** START **

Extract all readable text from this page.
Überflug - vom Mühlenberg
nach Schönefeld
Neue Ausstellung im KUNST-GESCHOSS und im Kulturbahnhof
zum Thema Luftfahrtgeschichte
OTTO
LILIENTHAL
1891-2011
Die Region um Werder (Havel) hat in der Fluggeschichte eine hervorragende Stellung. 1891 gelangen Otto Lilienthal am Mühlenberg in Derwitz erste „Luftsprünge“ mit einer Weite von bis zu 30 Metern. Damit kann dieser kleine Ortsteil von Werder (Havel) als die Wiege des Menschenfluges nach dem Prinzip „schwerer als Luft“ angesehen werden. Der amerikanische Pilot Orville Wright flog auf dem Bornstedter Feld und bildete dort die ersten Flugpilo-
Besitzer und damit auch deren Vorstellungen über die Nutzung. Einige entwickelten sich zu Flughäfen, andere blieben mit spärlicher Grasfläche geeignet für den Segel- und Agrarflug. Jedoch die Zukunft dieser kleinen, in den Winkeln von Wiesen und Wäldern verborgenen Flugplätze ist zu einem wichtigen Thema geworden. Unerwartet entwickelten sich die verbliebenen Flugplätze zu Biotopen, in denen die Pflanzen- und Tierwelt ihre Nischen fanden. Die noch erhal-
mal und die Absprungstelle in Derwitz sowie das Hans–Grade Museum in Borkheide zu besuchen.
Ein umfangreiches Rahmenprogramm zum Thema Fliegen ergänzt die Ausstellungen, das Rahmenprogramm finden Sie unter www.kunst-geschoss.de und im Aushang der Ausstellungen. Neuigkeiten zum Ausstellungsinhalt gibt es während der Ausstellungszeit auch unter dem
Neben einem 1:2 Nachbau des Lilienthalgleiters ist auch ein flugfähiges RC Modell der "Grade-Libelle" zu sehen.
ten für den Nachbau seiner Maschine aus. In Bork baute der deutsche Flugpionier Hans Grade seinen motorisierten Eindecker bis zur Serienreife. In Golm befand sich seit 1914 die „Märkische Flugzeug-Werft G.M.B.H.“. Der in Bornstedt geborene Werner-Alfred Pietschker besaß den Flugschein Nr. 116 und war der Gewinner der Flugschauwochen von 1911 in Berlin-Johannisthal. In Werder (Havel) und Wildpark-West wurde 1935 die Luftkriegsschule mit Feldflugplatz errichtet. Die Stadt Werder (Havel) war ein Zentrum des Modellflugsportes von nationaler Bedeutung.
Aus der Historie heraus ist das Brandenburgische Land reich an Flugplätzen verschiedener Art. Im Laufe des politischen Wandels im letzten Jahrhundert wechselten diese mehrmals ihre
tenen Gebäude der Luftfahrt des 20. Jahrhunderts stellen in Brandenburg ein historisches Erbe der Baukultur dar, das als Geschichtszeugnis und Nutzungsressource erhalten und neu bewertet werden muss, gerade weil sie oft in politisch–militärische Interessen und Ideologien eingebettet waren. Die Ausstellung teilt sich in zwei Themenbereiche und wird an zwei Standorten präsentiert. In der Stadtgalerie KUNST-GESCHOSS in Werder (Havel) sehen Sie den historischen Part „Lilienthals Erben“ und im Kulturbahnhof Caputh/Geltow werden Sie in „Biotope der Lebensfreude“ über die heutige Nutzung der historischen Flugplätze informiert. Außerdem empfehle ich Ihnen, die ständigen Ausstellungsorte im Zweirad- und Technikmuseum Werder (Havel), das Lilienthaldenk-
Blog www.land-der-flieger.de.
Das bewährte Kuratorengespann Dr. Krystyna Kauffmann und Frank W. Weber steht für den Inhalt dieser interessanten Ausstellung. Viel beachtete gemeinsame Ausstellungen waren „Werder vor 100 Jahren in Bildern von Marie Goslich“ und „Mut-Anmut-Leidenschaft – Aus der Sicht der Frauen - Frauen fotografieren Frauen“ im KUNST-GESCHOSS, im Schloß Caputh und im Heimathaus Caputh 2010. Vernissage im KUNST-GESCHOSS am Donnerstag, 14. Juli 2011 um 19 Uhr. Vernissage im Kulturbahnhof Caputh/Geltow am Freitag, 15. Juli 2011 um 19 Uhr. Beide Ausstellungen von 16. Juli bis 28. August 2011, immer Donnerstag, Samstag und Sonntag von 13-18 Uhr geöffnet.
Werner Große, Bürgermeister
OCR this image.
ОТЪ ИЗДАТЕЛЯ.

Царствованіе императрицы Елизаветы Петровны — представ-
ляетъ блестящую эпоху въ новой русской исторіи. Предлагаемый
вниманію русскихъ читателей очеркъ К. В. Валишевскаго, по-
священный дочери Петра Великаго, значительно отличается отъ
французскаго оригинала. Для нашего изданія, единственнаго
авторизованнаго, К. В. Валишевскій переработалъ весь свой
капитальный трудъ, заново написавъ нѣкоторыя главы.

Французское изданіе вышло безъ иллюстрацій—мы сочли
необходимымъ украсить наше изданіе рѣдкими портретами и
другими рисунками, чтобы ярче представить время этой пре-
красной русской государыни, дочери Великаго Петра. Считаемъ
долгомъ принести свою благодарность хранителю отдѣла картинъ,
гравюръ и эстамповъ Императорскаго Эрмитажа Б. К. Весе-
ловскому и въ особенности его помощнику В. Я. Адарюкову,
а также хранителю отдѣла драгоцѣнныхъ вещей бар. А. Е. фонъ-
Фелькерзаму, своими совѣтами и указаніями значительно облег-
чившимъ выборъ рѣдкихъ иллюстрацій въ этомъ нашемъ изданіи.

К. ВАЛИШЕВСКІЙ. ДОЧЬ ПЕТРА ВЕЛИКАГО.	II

** END **

Aim of the task
Each line of the listing should be echoed back exactly.

Result of the exercise
Extract all readable text from this page.
Überflug - vom Mühlenberg
nach Schönefeld
Neue Ausstellung im KUNST-GESCHOSS und im Kulturbahnhof
zum Thema Luftfahrtgeschichte
OTTO
LILIENTHAL
1891-2011
Die Region um Werder (Havel) hat in der Fluggeschichte eine hervorragende Stellung. 1891 gelangen Otto Lilienthal am Mühlenberg in Derwitz erste „Luftsprünge“ mit einer Weite von bis zu 30 Metern. Damit kann dieser kleine Ortsteil von Werder (Havel) als die Wiege des Menschenfluges nach dem Prinzip „schwerer als Luft“ angesehen werden. Der amerikanische Pilot Orville Wright flog auf dem Bornstedter Feld und bildete dort die ersten Flugpilo-
Besitzer und damit auch deren Vorstellungen über die Nutzung. Einige entwickelten sich zu Flughäfen, andere blieben mit spärlicher Grasfläche geeignet für den Segel- und Agrarflug. Jedoch die Zukunft dieser kleinen, in den Winkeln von Wiesen und Wäldern verborgenen Flugplätze ist zu einem wichtigen Thema geworden. Unerwartet entwickelten sich die verbliebenen Flugplätze zu Biotopen, in denen die Pflanzen- und Tierwelt ihre Nischen fanden. Die noch erhal-
mal und die Absprungstelle in Derwitz sowie das Hans–Grade Museum in Borkheide zu besuchen.
Ein umfangreiches Rahmenprogramm zum Thema Fliegen ergänzt die Ausstellungen, das Rahmenprogramm finden Sie unter www.kunst-geschoss.de und im Aushang der Ausstellungen. Neuigkeiten zum Ausstellungsinhalt gibt es während der Ausstellungszeit auch unter dem
Neben einem 1:2 Nachbau des Lilienthalgleiters ist auch ein flugfähiges RC Modell der "Grade-Libelle" zu sehen.
ten für den Nachbau seiner Maschine aus. In Bork baute der deutsche Flugpionier Hans Grade seinen motorisierten Eindecker bis zur Serienreife. In Golm befand sich seit 1914 die „Märkische Flugzeug-Werft G.M.B.H.“. Der in Bornstedt geborene Werner-Alfred Pietschker besaß den Flugschein Nr. 116 und war der Gewinner der Flugschauwochen von 1911 in Berlin-Johannisthal. In Werder (Havel) und Wildpark-West wurde 1935 die Luftkriegsschule mit Feldflugplatz errichtet. Die Stadt Werder (Havel) war ein Zentrum des Modellflugsportes von nationaler Bedeutung.
Aus der Historie heraus ist das Brandenburgische Land reich an Flugplätzen verschiedener Art. Im Laufe des politischen Wandels im letzten Jahrhundert wechselten diese mehrmals ihre
tenen Gebäude der Luftfahrt des 20. Jahrhunderts stellen in Brandenburg ein historisches Erbe der Baukultur dar, das als Geschichtszeugnis und Nutzungsressource erhalten und neu bewertet werden muss, gerade weil sie oft in politisch–militärische Interessen und Ideologien eingebettet waren. Die Ausstellung teilt sich in zwei Themenbereiche und wird an zwei Standorten präsentiert. In der Stadtgalerie KUNST-GESCHOSS in Werder (Havel) sehen Sie den historischen Part „Lilienthals Erben“ und im Kulturbahnhof Caputh/Geltow werden Sie in „Biotope der Lebensfreude“ über die heutige Nutzung der historischen Flugplätze informiert. Außerdem empfehle ich Ihnen, die ständigen Ausstellungsorte im Zweirad- und Technikmuseum Werder (Havel), das Lilienthaldenk-
Blog www.land-der-flieger.de.
Das bewährte Kuratorengespann Dr. Krystyna Kauffmann und Frank W. Weber steht für den Inhalt dieser interessanten Ausstellung. Viel beachtete gemeinsame Ausstellungen waren „Werder vor 100 Jahren in Bildern von Marie Goslich“ und „Mut-Anmut-Leidenschaft – Aus der Sicht der Frauen - Frauen fotografieren Frauen“ im KUNST-GESCHOSS, im Schloß Caputh und im Heimathaus Caputh 2010. Vernissage im KUNST-GESCHOSS am Donnerstag, 14. Juli 2011 um 19 Uhr. Vernissage im Kulturbahnhof Caputh/Geltow am Freitag, 15. Juli 2011 um 19 Uhr. Beide Ausstellungen von 16. Juli bis 28. August 2011, immer Donnerstag, Samstag und Sonntag von 13-18 Uhr geöffnet.
Werner Große, Bürgermeister
OCR this image.
ОТЪ ИЗДАТЕЛЯ.

Царствованіе императрицы Елизаветы Петровны — представ-
ляетъ блестящую эпоху въ новой русской исторіи. Предлагаемый
вниманію русскихъ читателей очеркъ К. В. Валишевскаго, по-
священный дочери Петра Великаго, значительно отличается отъ
французскаго оригинала. Для нашего изданія, единственнаго
авторизованнаго, К. В. Валишевскій переработалъ весь свой
капитальный трудъ, заново написавъ нѣкоторыя главы.

Французское изданіе вышло безъ иллюстрацій—мы сочли
необходимымъ украсить наше изданіе рѣдкими портретами и
другими рисунками, чтобы ярче представить время этой пре-
красной русской государыни, дочери Великаго Петра. Считаемъ
долгомъ принести свою благодарность хранителю отдѣла картинъ,
гравюръ и эстамповъ Императорскаго Эрмитажа Б. К. Весе-
ловскому и въ особенности его помощнику В. Я. Адарюкову,
а также хранителю отдѣла драгоцѣнныхъ вещей бар. А. Е. фонъ-
Фелькерзаму, своими совѣтами и указаніями значительно облег-
чившимъ выборъ рѣдкихъ иллюстрацій въ этомъ нашемъ изданіи.

К. ВАЛИШЕВСКІЙ. ДОЧЬ ПЕТРА ВЕЛИКАГО.	II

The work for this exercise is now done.